◆ **TASK GOAL**:
Extract each record and reproduce it exactly.

◆ **STORED RECORDS**:
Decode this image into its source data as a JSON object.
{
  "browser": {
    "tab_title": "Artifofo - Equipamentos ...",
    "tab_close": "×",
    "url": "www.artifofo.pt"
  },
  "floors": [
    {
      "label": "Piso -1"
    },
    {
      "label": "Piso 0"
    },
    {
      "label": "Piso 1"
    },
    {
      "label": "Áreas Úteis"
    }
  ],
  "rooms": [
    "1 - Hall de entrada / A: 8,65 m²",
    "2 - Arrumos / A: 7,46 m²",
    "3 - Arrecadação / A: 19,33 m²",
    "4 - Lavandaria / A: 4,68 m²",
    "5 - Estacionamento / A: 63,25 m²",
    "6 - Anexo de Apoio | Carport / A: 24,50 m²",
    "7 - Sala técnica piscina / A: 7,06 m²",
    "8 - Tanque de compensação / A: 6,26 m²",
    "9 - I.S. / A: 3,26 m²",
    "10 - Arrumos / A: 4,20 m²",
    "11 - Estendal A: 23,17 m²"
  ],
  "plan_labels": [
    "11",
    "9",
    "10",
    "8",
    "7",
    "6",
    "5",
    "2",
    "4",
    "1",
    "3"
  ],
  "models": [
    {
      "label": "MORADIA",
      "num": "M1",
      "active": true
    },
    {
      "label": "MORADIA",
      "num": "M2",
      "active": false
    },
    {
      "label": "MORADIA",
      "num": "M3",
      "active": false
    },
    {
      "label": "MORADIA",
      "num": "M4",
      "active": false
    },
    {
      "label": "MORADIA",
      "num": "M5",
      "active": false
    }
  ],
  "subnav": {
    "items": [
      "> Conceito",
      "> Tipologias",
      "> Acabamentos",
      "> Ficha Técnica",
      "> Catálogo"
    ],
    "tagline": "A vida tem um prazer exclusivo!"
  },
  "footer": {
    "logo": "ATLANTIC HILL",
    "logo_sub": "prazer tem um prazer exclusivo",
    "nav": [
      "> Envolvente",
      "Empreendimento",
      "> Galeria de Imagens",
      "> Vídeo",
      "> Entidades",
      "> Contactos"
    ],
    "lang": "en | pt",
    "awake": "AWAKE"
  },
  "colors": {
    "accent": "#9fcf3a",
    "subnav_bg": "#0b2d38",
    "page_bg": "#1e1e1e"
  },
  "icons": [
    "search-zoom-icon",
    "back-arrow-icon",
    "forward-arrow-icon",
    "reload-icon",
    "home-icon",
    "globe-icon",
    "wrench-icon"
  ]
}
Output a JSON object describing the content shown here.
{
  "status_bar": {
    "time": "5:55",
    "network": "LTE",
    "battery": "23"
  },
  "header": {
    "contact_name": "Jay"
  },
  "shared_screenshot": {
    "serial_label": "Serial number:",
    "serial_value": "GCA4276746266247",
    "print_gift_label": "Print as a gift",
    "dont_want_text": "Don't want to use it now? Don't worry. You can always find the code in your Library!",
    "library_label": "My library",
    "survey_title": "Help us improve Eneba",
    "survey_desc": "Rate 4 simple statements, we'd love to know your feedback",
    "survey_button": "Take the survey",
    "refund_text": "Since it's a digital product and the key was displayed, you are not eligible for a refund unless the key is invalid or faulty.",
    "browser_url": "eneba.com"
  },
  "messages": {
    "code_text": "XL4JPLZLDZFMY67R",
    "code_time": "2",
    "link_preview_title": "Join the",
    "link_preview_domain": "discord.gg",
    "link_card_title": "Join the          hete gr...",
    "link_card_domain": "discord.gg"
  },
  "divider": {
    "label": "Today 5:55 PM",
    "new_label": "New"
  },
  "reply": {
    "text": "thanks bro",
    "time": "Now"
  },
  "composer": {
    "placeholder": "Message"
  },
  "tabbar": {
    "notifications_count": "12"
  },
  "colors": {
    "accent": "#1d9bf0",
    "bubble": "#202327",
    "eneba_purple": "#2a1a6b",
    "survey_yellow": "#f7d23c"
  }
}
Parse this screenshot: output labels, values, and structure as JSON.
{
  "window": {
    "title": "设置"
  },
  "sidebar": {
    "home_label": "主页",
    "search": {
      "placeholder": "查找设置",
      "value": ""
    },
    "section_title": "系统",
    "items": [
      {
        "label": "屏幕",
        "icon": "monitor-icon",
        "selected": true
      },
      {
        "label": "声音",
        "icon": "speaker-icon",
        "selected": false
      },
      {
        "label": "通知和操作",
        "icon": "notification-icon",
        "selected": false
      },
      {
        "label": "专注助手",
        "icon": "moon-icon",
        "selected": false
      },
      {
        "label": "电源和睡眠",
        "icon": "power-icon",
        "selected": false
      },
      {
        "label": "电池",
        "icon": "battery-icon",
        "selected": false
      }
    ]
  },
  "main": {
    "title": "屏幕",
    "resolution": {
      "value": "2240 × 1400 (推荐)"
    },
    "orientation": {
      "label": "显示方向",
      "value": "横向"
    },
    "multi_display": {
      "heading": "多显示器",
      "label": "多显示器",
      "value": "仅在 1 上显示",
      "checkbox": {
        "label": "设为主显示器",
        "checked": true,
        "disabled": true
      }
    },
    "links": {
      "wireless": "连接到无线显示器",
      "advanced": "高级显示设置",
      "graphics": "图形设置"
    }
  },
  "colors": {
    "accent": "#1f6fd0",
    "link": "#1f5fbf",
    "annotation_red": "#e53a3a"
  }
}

◆ **WRITTEN REPLY**:
Decode this image into its source data as a JSON object.
{
  "browser": {
    "tab_title": "Artifofo - Equipamentos ...",
    "tab_close": "×",
    "url": "www.artifofo.pt"
  },
  "floors": [
    {
      "label": "Piso -1"
    },
    {
      "label": "Piso 0"
    },
    {
      "label": "Piso 1"
    },
    {
      "label": "Áreas Úteis"
    }
  ],
  "rooms": [
    "1 - Hall de entrada / A: 8,65 m²",
    "2 - Arrumos / A: 7,46 m²",
    "3 - Arrecadação / A: 19,33 m²",
    "4 - Lavandaria / A: 4,68 m²",
    "5 - Estacionamento / A: 63,25 m²",
    "6 - Anexo de Apoio | Carport / A: 24,50 m²",
    "7 - Sala técnica piscina / A: 7,06 m²",
    "8 - Tanque de compensação / A: 6,26 m²",
    "9 - I.S. / A: 3,26 m²",
    "10 - Arrumos / A: 4,20 m²",
    "11 - Estendal A: 23,17 m²"
  ],
  "plan_labels": [
    "11",
    "9",
    "10",
    "8",
    "7",
    "6",
    "5",
    "2",
    "4",
    "1",
    "3"
  ],
  "models": [
    {
      "label": "MORADIA",
      "num": "M1",
      "active": true
    },
    {
      "label": "MORADIA",
      "num": "M2",
      "active": false
    },
    {
      "label": "MORADIA",
      "num": "M3",
      "active": false
    },
    {
      "label": "MORADIA",
      "num": "M4",
      "active": false
    },
    {
      "label": "MORADIA",
      "num": "M5",
      "active": false
    }
  ],
  "subnav": {
    "items": [
      "> Conceito",
      "> Tipologias",
      "> Acabamentos",
      "> Ficha Técnica",
      "> Catálogo"
    ],
    "tagline": "A vida tem um prazer exclusivo!"
  },
  "footer": {
    "logo": "ATLANTIC HILL",
    "logo_sub": "prazer tem um prazer exclusivo",
    "nav": [
      "> Envolvente",
      "Empreendimento",
      "> Galeria de Imagens",
      "> Vídeo",
      "> Entidades",
      "> Contactos"
    ],
    "lang": "en | pt",
    "awake": "AWAKE"
  },
  "colors": {
    "accent": "#9fcf3a",
    "subnav_bg": "#0b2d38",
    "page_bg": "#1e1e1e"
  },
  "icons": [
    "search-zoom-icon",
    "back-arrow-icon",
    "forward-arrow-icon",
    "reload-icon",
    "home-icon",
    "globe-icon",
    "wrench-icon"
  ]
}
Output a JSON object describing the content shown here.
{
  "status_bar": {
    "time": "5:55",
    "network": "LTE",
    "battery": "23"
  },
  "header": {
    "contact_name": "Jay"
  },
  "shared_screenshot": {
    "serial_label": "Serial number:",
    "serial_value": "GCA4276746266247",
    "print_gift_label": "Print as a gift",
    "dont_want_text": "Don't want to use it now? Don't worry. You can always find the code in your Library!",
    "library_label": "My library",
    "survey_title": "Help us improve Eneba",
    "survey_desc": "Rate 4 simple statements, we'd love to know your feedback",
    "survey_button": "Take the survey",
    "refund_text": "Since it's a digital product and the key was displayed, you are not eligible for a refund unless the key is invalid or faulty.",
    "browser_url": "eneba.com"
  },
  "messages": {
    "code_text": "XL4JPLZLDZFMY67R",
    "code_time": "2",
    "link_preview_title": "Join the",
    "link_preview_domain": "discord.gg",
    "link_card_title": "Join the          hete gr...",
    "link_card_domain": "discord.gg"
  },
  "divider": {
    "label": "Today 5:55 PM",
    "new_label": "New"
  },
  "reply": {
    "text": "thanks bro",
    "time": "Now"
  },
  "composer": {
    "placeholder": "Message"
  },
  "tabbar": {
    "notifications_count": "12"
  },
  "colors": {
    "accent": "#1d9bf0",
    "bubble": "#202327",
    "eneba_purple": "#2a1a6b",
    "survey_yellow": "#f7d23c"
  }
}
Parse this screenshot: output labels, values, and structure as JSON.
{
  "window": {
    "title": "设置"
  },
  "sidebar": {
    "home_label": "主页",
    "search": {
      "placeholder": "查找设置",
      "value": ""
    },
    "section_title": "系统",
    "items": [
      {
        "label": "屏幕",
        "icon": "monitor-icon",
        "selected": true
      },
      {
        "label": "声音",
        "icon": "speaker-icon",
        "selected": false
      },
      {
        "label": "通知和操作",
        "icon": "notification-icon",
        "selected": false
      },
      {
        "label": "专注助手",
        "icon": "moon-icon",
        "selected": false
      },
      {
        "label": "电源和睡眠",
        "icon": "power-icon",
        "selected": false
      },
      {
        "label": "电池",
        "icon": "battery-icon",
        "selected": false
      }
    ]
  },
  "main": {
    "title": "屏幕",
    "resolution": {
      "value": "2240 × 1400 (推荐)"
    },
    "orientation": {
      "label": "显示方向",
      "value": "横向"
    },
    "multi_display": {
      "heading": "多显示器",
      "label": "多显示器",
      "value": "仅在 1 上显示",
      "checkbox": {
        "label": "设为主显示器",
        "checked": true,
        "disabled": true
      }
    },
    "links": {
      "wireless": "连接到无线显示器",
      "advanced": "高级显示设置",
      "graphics": "图形设置"
    }
  },
  "colors": {
    "accent": "#1f6fd0",
    "link": "#1f5fbf",
    "annotation_red": "#e53a3a"
  }
}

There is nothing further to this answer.